Written problem:
Repeat the material below exactly, line for line.

Records for processing:
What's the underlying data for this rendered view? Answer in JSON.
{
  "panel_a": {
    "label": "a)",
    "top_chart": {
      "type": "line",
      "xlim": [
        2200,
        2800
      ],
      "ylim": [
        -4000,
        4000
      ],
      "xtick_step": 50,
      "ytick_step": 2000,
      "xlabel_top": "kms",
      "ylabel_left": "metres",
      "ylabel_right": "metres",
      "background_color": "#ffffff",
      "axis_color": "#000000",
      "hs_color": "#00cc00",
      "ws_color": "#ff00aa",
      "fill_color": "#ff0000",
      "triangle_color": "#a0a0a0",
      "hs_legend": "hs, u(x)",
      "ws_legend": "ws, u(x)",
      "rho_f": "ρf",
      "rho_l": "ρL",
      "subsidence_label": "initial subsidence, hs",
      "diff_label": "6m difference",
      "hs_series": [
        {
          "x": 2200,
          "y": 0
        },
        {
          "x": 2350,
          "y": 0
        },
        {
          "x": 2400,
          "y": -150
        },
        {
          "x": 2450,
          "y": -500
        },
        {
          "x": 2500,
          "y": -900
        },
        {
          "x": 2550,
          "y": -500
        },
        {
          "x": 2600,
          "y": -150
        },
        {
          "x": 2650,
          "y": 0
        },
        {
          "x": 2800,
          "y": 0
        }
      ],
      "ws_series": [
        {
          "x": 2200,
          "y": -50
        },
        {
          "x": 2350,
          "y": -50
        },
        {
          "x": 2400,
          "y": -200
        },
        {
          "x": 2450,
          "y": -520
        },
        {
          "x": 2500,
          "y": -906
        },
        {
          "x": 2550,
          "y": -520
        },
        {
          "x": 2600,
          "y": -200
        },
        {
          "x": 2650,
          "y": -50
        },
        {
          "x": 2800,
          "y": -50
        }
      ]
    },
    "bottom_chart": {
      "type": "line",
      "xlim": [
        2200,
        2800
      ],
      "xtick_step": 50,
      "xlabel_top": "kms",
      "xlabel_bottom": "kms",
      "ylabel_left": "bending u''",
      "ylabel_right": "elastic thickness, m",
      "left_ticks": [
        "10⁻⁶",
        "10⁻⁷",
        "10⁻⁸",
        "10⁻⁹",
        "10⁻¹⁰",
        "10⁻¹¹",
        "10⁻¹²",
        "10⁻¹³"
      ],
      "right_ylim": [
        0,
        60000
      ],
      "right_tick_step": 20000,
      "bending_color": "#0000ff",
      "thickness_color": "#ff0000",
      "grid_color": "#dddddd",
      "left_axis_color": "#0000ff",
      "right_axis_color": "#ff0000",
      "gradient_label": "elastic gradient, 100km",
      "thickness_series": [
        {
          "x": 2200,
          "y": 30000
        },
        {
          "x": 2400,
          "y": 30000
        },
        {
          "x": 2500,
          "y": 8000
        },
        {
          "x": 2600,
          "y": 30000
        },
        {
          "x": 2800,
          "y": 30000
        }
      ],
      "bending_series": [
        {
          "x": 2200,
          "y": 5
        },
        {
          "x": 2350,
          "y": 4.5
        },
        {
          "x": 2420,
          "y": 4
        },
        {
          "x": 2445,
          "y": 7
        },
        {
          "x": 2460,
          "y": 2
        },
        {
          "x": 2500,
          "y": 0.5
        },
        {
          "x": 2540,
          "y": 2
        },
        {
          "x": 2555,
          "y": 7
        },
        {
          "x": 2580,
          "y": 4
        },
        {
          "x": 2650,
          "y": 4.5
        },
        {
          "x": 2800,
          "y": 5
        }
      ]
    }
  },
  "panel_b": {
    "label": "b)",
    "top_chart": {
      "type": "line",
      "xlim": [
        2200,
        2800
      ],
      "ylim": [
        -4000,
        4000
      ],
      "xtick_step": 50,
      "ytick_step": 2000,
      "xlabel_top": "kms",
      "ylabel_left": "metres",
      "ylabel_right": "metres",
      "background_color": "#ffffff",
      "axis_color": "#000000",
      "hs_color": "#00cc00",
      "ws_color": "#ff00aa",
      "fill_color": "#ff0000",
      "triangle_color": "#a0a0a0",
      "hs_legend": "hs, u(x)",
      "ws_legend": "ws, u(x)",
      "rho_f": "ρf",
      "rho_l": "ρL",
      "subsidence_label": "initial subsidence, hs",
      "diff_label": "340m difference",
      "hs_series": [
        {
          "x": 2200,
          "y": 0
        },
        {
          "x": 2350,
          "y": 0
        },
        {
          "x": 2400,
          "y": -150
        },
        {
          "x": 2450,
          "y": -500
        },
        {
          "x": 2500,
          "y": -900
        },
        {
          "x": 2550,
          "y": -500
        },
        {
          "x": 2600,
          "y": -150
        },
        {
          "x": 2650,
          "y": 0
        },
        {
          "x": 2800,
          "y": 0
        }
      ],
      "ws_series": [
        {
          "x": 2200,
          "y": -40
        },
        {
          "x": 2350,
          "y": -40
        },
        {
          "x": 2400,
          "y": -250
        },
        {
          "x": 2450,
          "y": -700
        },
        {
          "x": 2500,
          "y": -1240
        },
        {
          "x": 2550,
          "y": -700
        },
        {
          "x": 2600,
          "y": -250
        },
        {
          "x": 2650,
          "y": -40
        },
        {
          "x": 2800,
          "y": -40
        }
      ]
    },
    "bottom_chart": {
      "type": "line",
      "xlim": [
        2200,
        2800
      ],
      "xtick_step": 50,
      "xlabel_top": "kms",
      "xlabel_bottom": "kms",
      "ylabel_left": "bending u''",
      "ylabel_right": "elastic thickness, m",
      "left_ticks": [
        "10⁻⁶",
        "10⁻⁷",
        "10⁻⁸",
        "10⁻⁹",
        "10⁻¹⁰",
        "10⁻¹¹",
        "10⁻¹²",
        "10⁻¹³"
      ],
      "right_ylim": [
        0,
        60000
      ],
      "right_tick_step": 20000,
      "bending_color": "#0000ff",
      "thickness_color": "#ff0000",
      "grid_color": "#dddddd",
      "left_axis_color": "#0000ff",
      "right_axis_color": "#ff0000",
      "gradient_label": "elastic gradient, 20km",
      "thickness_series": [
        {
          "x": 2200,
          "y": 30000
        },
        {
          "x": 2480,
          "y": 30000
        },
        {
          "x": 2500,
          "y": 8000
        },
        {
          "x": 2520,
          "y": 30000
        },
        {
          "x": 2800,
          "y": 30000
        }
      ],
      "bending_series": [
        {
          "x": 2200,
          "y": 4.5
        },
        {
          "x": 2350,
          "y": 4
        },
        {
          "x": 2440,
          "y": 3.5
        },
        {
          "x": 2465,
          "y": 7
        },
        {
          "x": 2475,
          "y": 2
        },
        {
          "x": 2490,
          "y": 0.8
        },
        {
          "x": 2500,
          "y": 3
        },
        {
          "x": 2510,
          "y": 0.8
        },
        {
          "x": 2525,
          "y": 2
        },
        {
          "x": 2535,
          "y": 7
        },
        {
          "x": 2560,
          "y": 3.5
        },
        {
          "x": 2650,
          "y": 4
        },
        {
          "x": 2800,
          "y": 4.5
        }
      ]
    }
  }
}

Answer to the problem:
What's the underlying data for this rendered view? Answer in JSON.
{
  "panel_a": {
    "label": "a)",
    "top_chart": {
      "type": "line",
      "xlim": [
        2200,
        2800
      ],
      "ylim": [
        -4000,
        4000
      ],
      "xtick_step": 50,
      "ytick_step": 2000,
      "xlabel_top": "kms",
      "ylabel_left": "metres",
      "ylabel_right": "metres",
      "background_color": "#ffffff",
      "axis_color": "#000000",
      "hs_color": "#00cc00",
      "ws_color": "#ff00aa",
      "fill_color": "#ff0000",
      "triangle_color": "#a0a0a0",
      "hs_legend": "hs, u(x)",
      "ws_legend": "ws, u(x)",
      "rho_f": "ρf",
      "rho_l": "ρL",
      "subsidence_label": "initial subsidence, hs",
      "diff_label": "6m difference",
      "hs_series": [
        {
          "x": 2200,
          "y": 0
        },
        {
          "x": 2350,
          "y": 0
        },
        {
          "x": 2400,
          "y": -150
        },
        {
          "x": 2450,
          "y": -500
        },
        {
          "x": 2500,
          "y": -900
        },
        {
          "x": 2550,
          "y": -500
        },
        {
          "x": 2600,
          "y": -150
        },
        {
          "x": 2650,
          "y": 0
        },
        {
          "x": 2800,
          "y": 0
        }
      ],
      "ws_series": [
        {
          "x": 2200,
          "y": -50
        },
        {
          "x": 2350,
          "y": -50
        },
        {
          "x": 2400,
          "y": -200
        },
        {
          "x": 2450,
          "y": -520
        },
        {
          "x": 2500,
          "y": -906
        },
        {
          "x": 2550,
          "y": -520
        },
        {
          "x": 2600,
          "y": -200
        },
        {
          "x": 2650,
          "y": -50
        },
        {
          "x": 2800,
          "y": -50
        }
      ]
    },
    "bottom_chart": {
      "type": "line",
      "xlim": [
        2200,
        2800
      ],
      "xtick_step": 50,
      "xlabel_top": "kms",
      "xlabel_bottom": "kms",
      "ylabel_left": "bending u''",
      "ylabel_right": "elastic thickness, m",
      "left_ticks": [
        "10⁻⁶",
        "10⁻⁷",
        "10⁻⁸",
        "10⁻⁹",
        "10⁻¹⁰",
        "10⁻¹¹",
        "10⁻¹²",
        "10⁻¹³"
      ],
      "right_ylim": [
        0,
        60000
      ],
      "right_tick_step": 20000,
      "bending_color": "#0000ff",
      "thickness_color": "#ff0000",
      "grid_color": "#dddddd",
      "left_axis_color": "#0000ff",
      "right_axis_color": "#ff0000",
      "gradient_label": "elastic gradient, 100km",
      "thickness_series": [
        {
          "x": 2200,
          "y": 30000
        },
        {
          "x": 2400,
          "y": 30000
        },
        {
          "x": 2500,
          "y": 8000
        },
        {
          "x": 2600,
          "y": 30000
        },
        {
          "x": 2800,
          "y": 30000
        }
      ],
      "bending_series": [
        {
          "x": 2200,
          "y": 5
        },
        {
          "x": 2350,
          "y": 4.5
        },
        {
          "x": 2420,
          "y": 4
        },
        {
          "x": 2445,
          "y": 7
        },
        {
          "x": 2460,
          "y": 2
        },
        {
          "x": 2500,
          "y": 0.5
        },
        {
          "x": 2540,
          "y": 2
        },
        {
          "x": 2555,
          "y": 7
        },
        {
          "x": 2580,
          "y": 4
        },
        {
          "x": 2650,
          "y": 4.5
        },
        {
          "x": 2800,
          "y": 5
        }
      ]
    }
  },
  "panel_b": {
    "label": "b)",
    "top_chart": {
      "type": "line",
      "xlim": [
        2200,
        2800
      ],
      "ylim": [
        -4000,
        4000
      ],
      "xtick_step": 50,
      "ytick_step": 2000,
      "xlabel_top": "kms",
      "ylabel_left": "metres",
      "ylabel_right": "metres",
      "background_color": "#ffffff",
      "axis_color": "#000000",
      "hs_color": "#00cc00",
      "ws_color": "#ff00aa",
      "fill_color": "#ff0000",
      "triangle_color": "#a0a0a0",
      "hs_legend": "hs, u(x)",
      "ws_legend": "ws, u(x)",
      "rho_f": "ρf",
      "rho_l": "ρL",
      "subsidence_label": "initial subsidence, hs",
      "diff_label": "340m difference",
      "hs_series": [
        {
          "x": 2200,
          "y": 0
        },
        {
          "x": 2350,
          "y": 0
        },
        {
          "x": 2400,
          "y": -150
        },
        {
          "x": 2450,
          "y": -500
        },
        {
          "x": 2500,
          "y": -900
        },
        {
          "x": 2550,
          "y": -500
        },
        {
          "x": 2600,
          "y": -150
        },
        {
          "x": 2650,
          "y": 0
        },
        {
          "x": 2800,
          "y": 0
        }
      ],
      "ws_series": [
        {
          "x": 2200,
          "y": -40
        },
        {
          "x": 2350,
          "y": -40
        },
        {
          "x": 2400,
          "y": -250
        },
        {
          "x": 2450,
          "y": -700
        },
        {
          "x": 2500,
          "y": -1240
        },
        {
          "x": 2550,
          "y": -700
        },
        {
          "x": 2600,
          "y": -250
        },
        {
          "x": 2650,
          "y": -40
        },
        {
          "x": 2800,
          "y": -40
        }
      ]
    },
    "bottom_chart": {
      "type": "line",
      "xlim": [
        2200,
        2800
      ],
      "xtick_step": 50,
      "xlabel_top": "kms",
      "xlabel_bottom": "kms",
      "ylabel_left": "bending u''",
      "ylabel_right": "elastic thickness, m",
      "left_ticks": [
        "10⁻⁶",
        "10⁻⁷",
        "10⁻⁸",
        "10⁻⁹",
        "10⁻¹⁰",
        "10⁻¹¹",
        "10⁻¹²",
        "10⁻¹³"
      ],
      "right_ylim": [
        0,
        60000
      ],
      "right_tick_step": 20000,
      "bending_color": "#0000ff",
      "thickness_color": "#ff0000",
      "grid_color": "#dddddd",
      "left_axis_color": "#0000ff",
      "right_axis_color": "#ff0000",
      "gradient_label": "elastic gradient, 20km",
      "thickness_series": [
        {
          "x": 2200,
          "y": 30000
        },
        {
          "x": 2480,
          "y": 30000
        },
        {
          "x": 2500,
          "y": 8000
        },
        {
          "x": 2520,
          "y": 30000
        },
        {
          "x": 2800,
          "y": 30000
        }
      ],
      "bending_series": [
        {
          "x": 2200,
          "y": 4.5
        },
        {
          "x": 2350,
          "y": 4
        },
        {
          "x": 2440,
          "y": 3.5
        },
        {
          "x": 2465,
          "y": 7
        },
        {
          "x": 2475,
          "y": 2
        },
        {
          "x": 2490,
          "y": 0.8
        },
        {
          "x": 2500,
          "y": 3
        },
        {
          "x": 2510,
          "y": 0.8
        },
        {
          "x": 2525,
          "y": 2
        },
        {
          "x": 2535,
          "y": 7
        },
        {
          "x": 2560,
          "y": 3.5
        },
        {
          "x": 2650,
          "y": 4
        },
        {
          "x": 2800,
          "y": 4.5
        }
      ]
    }
  }
}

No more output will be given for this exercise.